__Given request__. Every line below must be reproduced exactly. Copy them all.

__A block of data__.

+===+

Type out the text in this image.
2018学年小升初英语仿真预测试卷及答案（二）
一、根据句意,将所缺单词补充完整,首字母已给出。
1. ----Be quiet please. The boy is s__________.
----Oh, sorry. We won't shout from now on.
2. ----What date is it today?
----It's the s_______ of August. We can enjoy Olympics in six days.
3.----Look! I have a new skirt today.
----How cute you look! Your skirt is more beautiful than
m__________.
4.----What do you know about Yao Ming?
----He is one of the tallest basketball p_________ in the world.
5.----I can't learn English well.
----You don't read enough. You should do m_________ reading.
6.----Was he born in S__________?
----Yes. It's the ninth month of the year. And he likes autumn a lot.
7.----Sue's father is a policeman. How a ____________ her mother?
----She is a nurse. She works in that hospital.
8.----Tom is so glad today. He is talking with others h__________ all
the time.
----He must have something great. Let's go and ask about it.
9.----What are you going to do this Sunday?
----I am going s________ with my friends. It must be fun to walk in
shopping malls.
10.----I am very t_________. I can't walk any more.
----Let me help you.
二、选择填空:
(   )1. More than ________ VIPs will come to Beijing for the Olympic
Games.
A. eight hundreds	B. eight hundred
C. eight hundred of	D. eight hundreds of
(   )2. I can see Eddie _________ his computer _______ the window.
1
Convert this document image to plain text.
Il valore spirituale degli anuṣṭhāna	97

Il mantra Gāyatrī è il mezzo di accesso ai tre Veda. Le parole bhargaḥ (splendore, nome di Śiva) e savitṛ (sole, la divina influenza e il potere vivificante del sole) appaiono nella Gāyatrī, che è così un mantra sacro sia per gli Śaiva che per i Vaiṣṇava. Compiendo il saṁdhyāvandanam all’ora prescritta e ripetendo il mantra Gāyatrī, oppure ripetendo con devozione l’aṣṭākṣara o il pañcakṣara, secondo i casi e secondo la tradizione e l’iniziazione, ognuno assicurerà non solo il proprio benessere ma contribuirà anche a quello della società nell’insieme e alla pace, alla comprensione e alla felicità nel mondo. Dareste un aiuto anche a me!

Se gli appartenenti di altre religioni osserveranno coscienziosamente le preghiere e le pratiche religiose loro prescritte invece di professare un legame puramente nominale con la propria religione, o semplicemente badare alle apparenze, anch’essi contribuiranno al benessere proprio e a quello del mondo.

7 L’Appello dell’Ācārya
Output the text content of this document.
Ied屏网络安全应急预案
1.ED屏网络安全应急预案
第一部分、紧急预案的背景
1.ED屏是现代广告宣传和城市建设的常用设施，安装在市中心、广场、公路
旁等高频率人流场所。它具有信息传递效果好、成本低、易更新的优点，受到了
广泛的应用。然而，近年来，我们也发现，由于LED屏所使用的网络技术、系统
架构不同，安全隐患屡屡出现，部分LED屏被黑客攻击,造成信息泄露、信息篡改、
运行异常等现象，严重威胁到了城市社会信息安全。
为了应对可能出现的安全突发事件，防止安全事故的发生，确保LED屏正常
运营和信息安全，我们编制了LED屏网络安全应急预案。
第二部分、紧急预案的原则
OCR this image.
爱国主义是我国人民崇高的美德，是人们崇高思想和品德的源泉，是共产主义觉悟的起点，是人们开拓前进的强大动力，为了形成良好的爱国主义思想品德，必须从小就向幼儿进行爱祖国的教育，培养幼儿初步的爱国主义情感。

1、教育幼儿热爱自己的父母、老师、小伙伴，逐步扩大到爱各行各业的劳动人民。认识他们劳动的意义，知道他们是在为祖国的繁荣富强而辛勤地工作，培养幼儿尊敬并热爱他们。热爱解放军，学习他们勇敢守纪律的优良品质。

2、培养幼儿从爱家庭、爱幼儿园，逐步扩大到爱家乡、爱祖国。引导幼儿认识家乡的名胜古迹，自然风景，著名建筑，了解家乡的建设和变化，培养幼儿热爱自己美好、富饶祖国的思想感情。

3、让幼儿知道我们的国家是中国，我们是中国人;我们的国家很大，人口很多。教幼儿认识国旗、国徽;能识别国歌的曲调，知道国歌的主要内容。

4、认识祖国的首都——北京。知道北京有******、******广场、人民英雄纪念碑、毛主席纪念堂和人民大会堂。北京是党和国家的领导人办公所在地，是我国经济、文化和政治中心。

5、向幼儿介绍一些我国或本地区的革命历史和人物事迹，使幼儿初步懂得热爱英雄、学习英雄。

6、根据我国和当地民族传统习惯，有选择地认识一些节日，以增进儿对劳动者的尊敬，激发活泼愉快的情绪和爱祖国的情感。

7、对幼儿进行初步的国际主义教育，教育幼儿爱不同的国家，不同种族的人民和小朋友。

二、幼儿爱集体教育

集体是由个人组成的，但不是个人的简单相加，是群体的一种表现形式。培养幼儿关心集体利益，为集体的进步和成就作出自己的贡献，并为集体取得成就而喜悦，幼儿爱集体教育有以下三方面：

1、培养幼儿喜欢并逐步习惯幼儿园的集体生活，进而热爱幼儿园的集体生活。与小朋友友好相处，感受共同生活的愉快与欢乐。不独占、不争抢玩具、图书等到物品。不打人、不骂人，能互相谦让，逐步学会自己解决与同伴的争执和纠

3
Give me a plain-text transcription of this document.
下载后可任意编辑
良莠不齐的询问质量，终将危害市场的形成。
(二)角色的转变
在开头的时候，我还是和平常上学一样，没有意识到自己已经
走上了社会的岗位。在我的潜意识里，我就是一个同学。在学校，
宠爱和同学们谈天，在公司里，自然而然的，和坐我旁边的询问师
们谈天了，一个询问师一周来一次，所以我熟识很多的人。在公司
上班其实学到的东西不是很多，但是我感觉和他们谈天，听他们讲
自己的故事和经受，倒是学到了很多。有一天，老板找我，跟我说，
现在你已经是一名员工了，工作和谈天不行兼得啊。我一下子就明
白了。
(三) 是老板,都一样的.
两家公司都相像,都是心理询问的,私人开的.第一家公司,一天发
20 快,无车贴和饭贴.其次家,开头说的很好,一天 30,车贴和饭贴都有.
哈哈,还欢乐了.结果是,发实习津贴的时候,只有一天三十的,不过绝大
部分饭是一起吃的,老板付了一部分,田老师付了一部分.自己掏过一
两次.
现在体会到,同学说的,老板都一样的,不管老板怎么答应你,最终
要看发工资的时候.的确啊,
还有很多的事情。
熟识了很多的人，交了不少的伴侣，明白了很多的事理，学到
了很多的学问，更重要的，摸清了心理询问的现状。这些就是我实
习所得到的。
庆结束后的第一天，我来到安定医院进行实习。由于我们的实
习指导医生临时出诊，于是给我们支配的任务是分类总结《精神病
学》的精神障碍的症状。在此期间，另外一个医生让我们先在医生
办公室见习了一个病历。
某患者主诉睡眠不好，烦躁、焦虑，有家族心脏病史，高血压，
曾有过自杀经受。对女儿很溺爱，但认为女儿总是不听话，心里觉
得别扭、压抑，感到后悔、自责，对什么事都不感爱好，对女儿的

+===+

__Exercise answer__.
Type out the text in this image.
2018学年小升初英语仿真预测试卷及答案（二）
一、根据句意,将所缺单词补充完整,首字母已给出。
1. ----Be quiet please. The boy is s__________.
----Oh, sorry. We won't shout from now on.
2. ----What date is it today?
----It's the s_______ of August. We can enjoy Olympics in six days.
3.----Look! I have a new skirt today.
----How cute you look! Your skirt is more beautiful than
m__________.
4.----What do you know about Yao Ming?
----He is one of the tallest basketball p_________ in the world.
5.----I can't learn English well.
----You don't read enough. You should do m_________ reading.
6.----Was he born in S__________?
----Yes. It's the ninth month of the year. And he likes autumn a lot.
7.----Sue's father is a policeman. How a ____________ her mother?
----She is a nurse. She works in that hospital.
8.----Tom is so glad today. He is talking with others h__________ all
the time.
----He must have something great. Let's go and ask about it.
9.----What are you going to do this Sunday?
----I am going s________ with my friends. It must be fun to walk in
shopping malls.
10.----I am very t_________. I can't walk any more.
----Let me help you.
二、选择填空:
(   )1. More than ________ VIPs will come to Beijing for the Olympic
Games.
A. eight hundreds	B. eight hundred
C. eight hundred of	D. eight hundreds of
(   )2. I can see Eddie _________ his computer _______ the window.
1
Convert this document image to plain text.
Il valore spirituale degli anuṣṭhāna	97

Il mantra Gāyatrī è il mezzo di accesso ai tre Veda. Le parole bhargaḥ (splendore, nome di Śiva) e savitṛ (sole, la divina influenza e il potere vivificante del sole) appaiono nella Gāyatrī, che è così un mantra sacro sia per gli Śaiva che per i Vaiṣṇava. Compiendo il saṁdhyāvandanam all’ora prescritta e ripetendo il mantra Gāyatrī, oppure ripetendo con devozione l’aṣṭākṣara o il pañcakṣara, secondo i casi e secondo la tradizione e l’iniziazione, ognuno assicurerà non solo il proprio benessere ma contribuirà anche a quello della società nell’insieme e alla pace, alla comprensione e alla felicità nel mondo. Dareste un aiuto anche a me!

Se gli appartenenti di altre religioni osserveranno coscienziosamente le preghiere e le pratiche religiose loro prescritte invece di professare un legame puramente nominale con la propria religione, o semplicemente badare alle apparenze, anch’essi contribuiranno al benessere proprio e a quello del mondo.

7 L’Appello dell’Ācārya
Output the text content of this document.
Ied屏网络安全应急预案
1.ED屏网络安全应急预案
第一部分、紧急预案的背景
1.ED屏是现代广告宣传和城市建设的常用设施，安装在市中心、广场、公路
旁等高频率人流场所。它具有信息传递效果好、成本低、易更新的优点，受到了
广泛的应用。然而，近年来，我们也发现，由于LED屏所使用的网络技术、系统
架构不同，安全隐患屡屡出现，部分LED屏被黑客攻击,造成信息泄露、信息篡改、
运行异常等现象，严重威胁到了城市社会信息安全。
为了应对可能出现的安全突发事件，防止安全事故的发生，确保LED屏正常
运营和信息安全，我们编制了LED屏网络安全应急预案。
第二部分、紧急预案的原则
OCR this image.
爱国主义是我国人民崇高的美德，是人们崇高思想和品德的源泉，是共产主义觉悟的起点，是人们开拓前进的强大动力，为了形成良好的爱国主义思想品德，必须从小就向幼儿进行爱祖国的教育，培养幼儿初步的爱国主义情感。

1、教育幼儿热爱自己的父母、老师、小伙伴，逐步扩大到爱各行各业的劳动人民。认识他们劳动的意义，知道他们是在为祖国的繁荣富强而辛勤地工作，培养幼儿尊敬并热爱他们。热爱解放军，学习他们勇敢守纪律的优良品质。

2、培养幼儿从爱家庭、爱幼儿园，逐步扩大到爱家乡、爱祖国。引导幼儿认识家乡的名胜古迹，自然风景，著名建筑，了解家乡的建设和变化，培养幼儿热爱自己美好、富饶祖国的思想感情。

3、让幼儿知道我们的国家是中国，我们是中国人;我们的国家很大，人口很多。教幼儿认识国旗、国徽;能识别国歌的曲调，知道国歌的主要内容。

4、认识祖国的首都——北京。知道北京有******、******广场、人民英雄纪念碑、毛主席纪念堂和人民大会堂。北京是党和国家的领导人办公所在地，是我国经济、文化和政治中心。

5、向幼儿介绍一些我国或本地区的革命历史和人物事迹，使幼儿初步懂得热爱英雄、学习英雄。

6、根据我国和当地民族传统习惯，有选择地认识一些节日，以增进儿对劳动者的尊敬，激发活泼愉快的情绪和爱祖国的情感。

7、对幼儿进行初步的国际主义教育，教育幼儿爱不同的国家，不同种族的人民和小朋友。

二、幼儿爱集体教育

集体是由个人组成的，但不是个人的简单相加，是群体的一种表现形式。培养幼儿关心集体利益，为集体的进步和成就作出自己的贡献，并为集体取得成就而喜悦，幼儿爱集体教育有以下三方面：

1、培养幼儿喜欢并逐步习惯幼儿园的集体生活，进而热爱幼儿园的集体生活。与小朋友友好相处，感受共同生活的愉快与欢乐。不独占、不争抢玩具、图书等到物品。不打人、不骂人，能互相谦让，逐步学会自己解决与同伴的争执和纠

3
Give me a plain-text transcription of this document.
下载后可任意编辑
良莠不齐的询问质量，终将危害市场的形成。
(二)角色的转变
在开头的时候，我还是和平常上学一样，没有意识到自己已经
走上了社会的岗位。在我的潜意识里，我就是一个同学。在学校，
宠爱和同学们谈天，在公司里，自然而然的，和坐我旁边的询问师
们谈天了，一个询问师一周来一次，所以我熟识很多的人。在公司
上班其实学到的东西不是很多，但是我感觉和他们谈天，听他们讲
自己的故事和经受，倒是学到了很多。有一天，老板找我，跟我说，
现在你已经是一名员工了，工作和谈天不行兼得啊。我一下子就明
白了。
(三) 是老板,都一样的.
两家公司都相像,都是心理询问的,私人开的.第一家公司,一天发
20 快,无车贴和饭贴.其次家,开头说的很好,一天 30,车贴和饭贴都有.
哈哈,还欢乐了.结果是,发实习津贴的时候,只有一天三十的,不过绝大
部分饭是一起吃的,老板付了一部分,田老师付了一部分.自己掏过一
两次.
现在体会到,同学说的,老板都一样的,不管老板怎么答应你,最终
要看发工资的时候.的确啊,
还有很多的事情。
熟识了很多的人，交了不少的伴侣，明白了很多的事理，学到
了很多的学问，更重要的，摸清了心理询问的现状。这些就是我实
习所得到的。
庆结束后的第一天，我来到安定医院进行实习。由于我们的实
习指导医生临时出诊，于是给我们支配的任务是分类总结《精神病
学》的精神障碍的症状。在此期间，另外一个医生让我们先在医生
办公室见习了一个病历。
某患者主诉睡眠不好，烦躁、焦虑，有家族心脏病史，高血压，
曾有过自杀经受。对女儿很溺爱，但认为女儿总是不听话，心里觉
得别扭、压抑，感到后悔、自责，对什么事都不感爱好，对女儿的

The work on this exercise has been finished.